▸ **WORK REQUIRED**: Transcribe all of the records word for word, but omit the pictures.

(Stored entries)

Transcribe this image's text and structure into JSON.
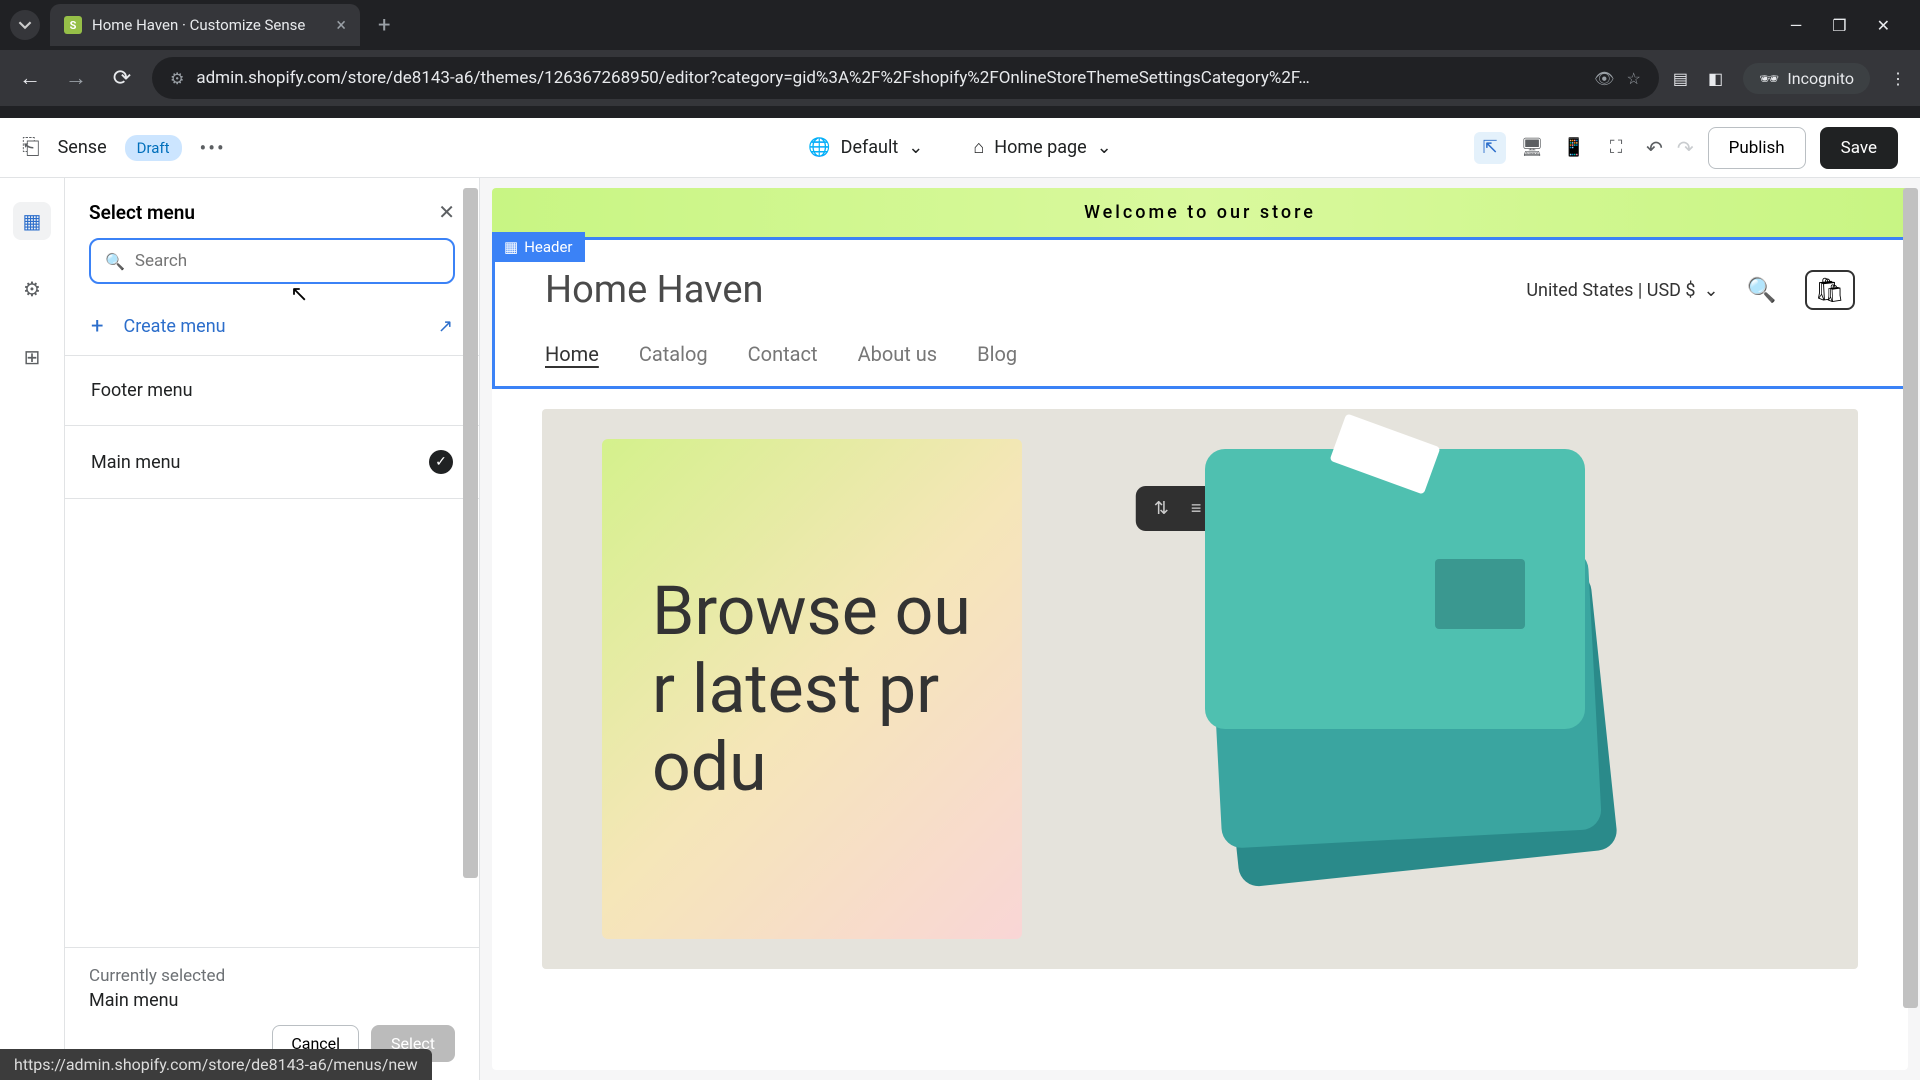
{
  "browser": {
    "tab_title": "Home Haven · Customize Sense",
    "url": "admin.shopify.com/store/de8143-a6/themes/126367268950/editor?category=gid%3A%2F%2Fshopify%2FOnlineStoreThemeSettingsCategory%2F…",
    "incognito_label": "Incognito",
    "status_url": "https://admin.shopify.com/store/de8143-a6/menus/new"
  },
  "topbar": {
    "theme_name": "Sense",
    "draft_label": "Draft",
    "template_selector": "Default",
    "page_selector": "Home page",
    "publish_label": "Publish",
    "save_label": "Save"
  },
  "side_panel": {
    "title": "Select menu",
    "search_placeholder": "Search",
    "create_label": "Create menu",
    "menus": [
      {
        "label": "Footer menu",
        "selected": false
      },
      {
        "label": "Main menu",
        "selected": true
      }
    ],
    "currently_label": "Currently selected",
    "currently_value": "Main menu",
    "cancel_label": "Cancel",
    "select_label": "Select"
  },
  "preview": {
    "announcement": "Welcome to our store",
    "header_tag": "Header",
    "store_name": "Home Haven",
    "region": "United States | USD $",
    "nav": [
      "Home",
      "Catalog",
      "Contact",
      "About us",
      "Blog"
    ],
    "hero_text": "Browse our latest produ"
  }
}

▸ **OUTPUT OF THE TASK**:
Transcribe this image's text and structure into JSON.
{
  "browser": {
    "tab_title": "Home Haven · Customize Sense",
    "url": "admin.shopify.com/store/de8143-a6/themes/126367268950/editor?category=gid%3A%2F%2Fshopify%2FOnlineStoreThemeSettingsCategory%2F…",
    "incognito_label": "Incognito",
    "status_url": "https://admin.shopify.com/store/de8143-a6/menus/new"
  },
  "topbar": {
    "theme_name": "Sense",
    "draft_label": "Draft",
    "template_selector": "Default",
    "page_selector": "Home page",
    "publish_label": "Publish",
    "save_label": "Save"
  },
  "side_panel": {
    "title": "Select menu",
    "search_placeholder": "Search",
    "create_label": "Create menu",
    "menus": [
      {
        "label": "Footer menu",
        "selected": false
      },
      {
        "label": "Main menu",
        "selected": true
      }
    ],
    "currently_label": "Currently selected",
    "currently_value": "Main menu",
    "cancel_label": "Cancel",
    "select_label": "Select"
  },
  "preview": {
    "announcement": "Welcome to our store",
    "header_tag": "Header",
    "store_name": "Home Haven",
    "region": "United States | USD $",
    "nav": [
      "Home",
      "Catalog",
      "Contact",
      "About us",
      "Blog"
    ],
    "hero_text": "Browse our latest produ"
  }
}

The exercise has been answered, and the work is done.